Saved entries
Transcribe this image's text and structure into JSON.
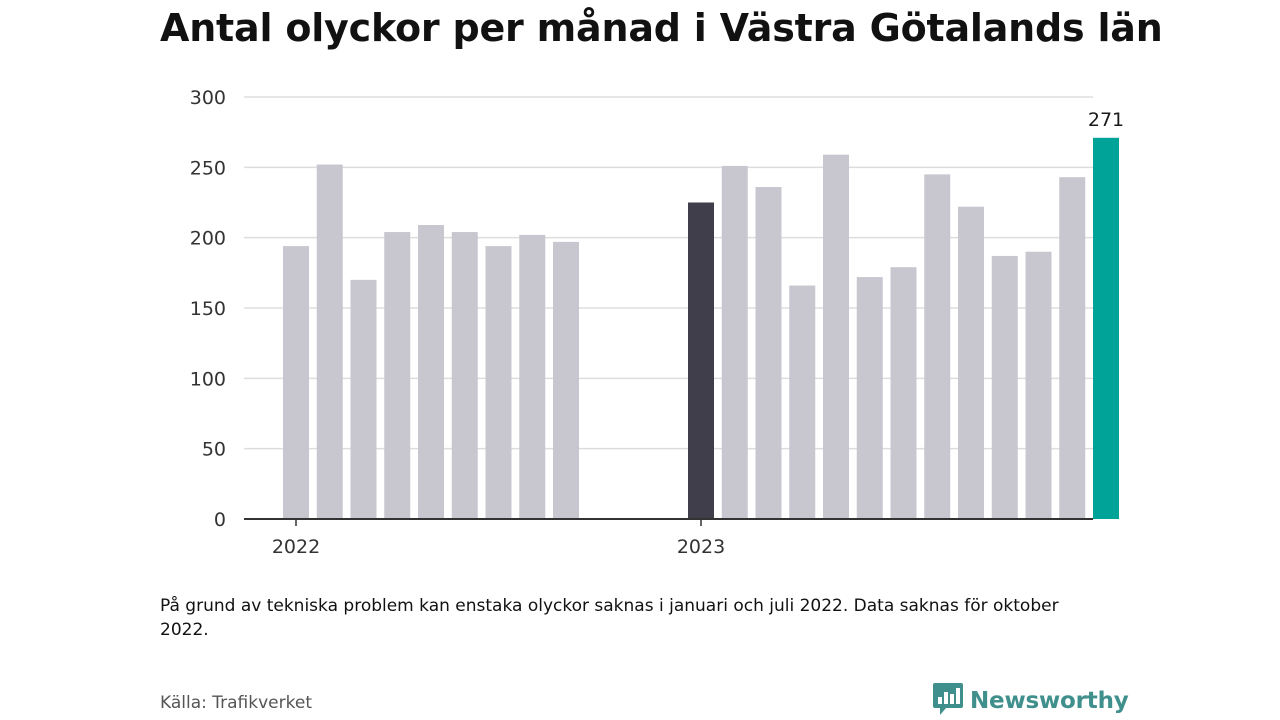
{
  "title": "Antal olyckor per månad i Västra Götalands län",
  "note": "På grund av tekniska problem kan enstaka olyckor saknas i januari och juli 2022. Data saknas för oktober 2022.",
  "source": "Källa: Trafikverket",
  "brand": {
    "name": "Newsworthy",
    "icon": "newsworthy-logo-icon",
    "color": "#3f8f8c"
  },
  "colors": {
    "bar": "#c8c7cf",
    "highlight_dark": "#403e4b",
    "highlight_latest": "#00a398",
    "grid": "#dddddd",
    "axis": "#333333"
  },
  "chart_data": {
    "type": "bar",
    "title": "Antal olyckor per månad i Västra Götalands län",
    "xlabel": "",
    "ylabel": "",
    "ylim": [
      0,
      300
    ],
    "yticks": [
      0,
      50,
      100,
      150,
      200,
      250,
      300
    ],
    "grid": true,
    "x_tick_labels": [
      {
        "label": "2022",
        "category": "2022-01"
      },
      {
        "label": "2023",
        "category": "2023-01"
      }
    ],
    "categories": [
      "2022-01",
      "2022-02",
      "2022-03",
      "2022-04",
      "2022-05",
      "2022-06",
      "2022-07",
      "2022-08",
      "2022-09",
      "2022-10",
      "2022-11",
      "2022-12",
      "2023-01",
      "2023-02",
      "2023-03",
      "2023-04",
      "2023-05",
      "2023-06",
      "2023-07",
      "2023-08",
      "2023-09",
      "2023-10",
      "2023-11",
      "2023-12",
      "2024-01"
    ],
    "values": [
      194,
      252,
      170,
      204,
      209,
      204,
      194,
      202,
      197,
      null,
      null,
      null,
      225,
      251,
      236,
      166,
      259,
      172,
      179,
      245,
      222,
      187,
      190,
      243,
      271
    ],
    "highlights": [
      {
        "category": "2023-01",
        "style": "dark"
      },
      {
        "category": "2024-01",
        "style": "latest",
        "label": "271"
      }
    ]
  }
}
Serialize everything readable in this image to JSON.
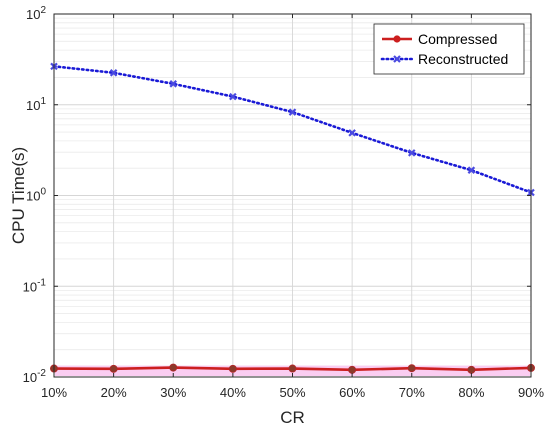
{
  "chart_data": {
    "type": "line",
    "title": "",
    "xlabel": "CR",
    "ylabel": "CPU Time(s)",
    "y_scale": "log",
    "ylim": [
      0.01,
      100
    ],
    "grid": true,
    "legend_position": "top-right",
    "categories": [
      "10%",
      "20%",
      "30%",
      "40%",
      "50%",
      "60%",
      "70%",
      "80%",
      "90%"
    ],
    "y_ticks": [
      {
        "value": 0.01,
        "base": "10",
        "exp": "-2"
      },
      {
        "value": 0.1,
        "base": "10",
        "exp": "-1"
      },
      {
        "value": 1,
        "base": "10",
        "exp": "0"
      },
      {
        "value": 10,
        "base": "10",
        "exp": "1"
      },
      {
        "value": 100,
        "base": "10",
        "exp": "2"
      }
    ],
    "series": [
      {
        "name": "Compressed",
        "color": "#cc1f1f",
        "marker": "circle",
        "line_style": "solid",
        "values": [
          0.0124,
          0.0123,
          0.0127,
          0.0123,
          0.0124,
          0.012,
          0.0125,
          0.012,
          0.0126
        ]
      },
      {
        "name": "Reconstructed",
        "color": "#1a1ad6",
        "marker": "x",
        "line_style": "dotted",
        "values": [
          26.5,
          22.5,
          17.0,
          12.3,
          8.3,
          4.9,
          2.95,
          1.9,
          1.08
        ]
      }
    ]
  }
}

» **Goal of the exercise**
Among the lines of the material above, how many include the string "category"? Report only that number.

» **Reply**
4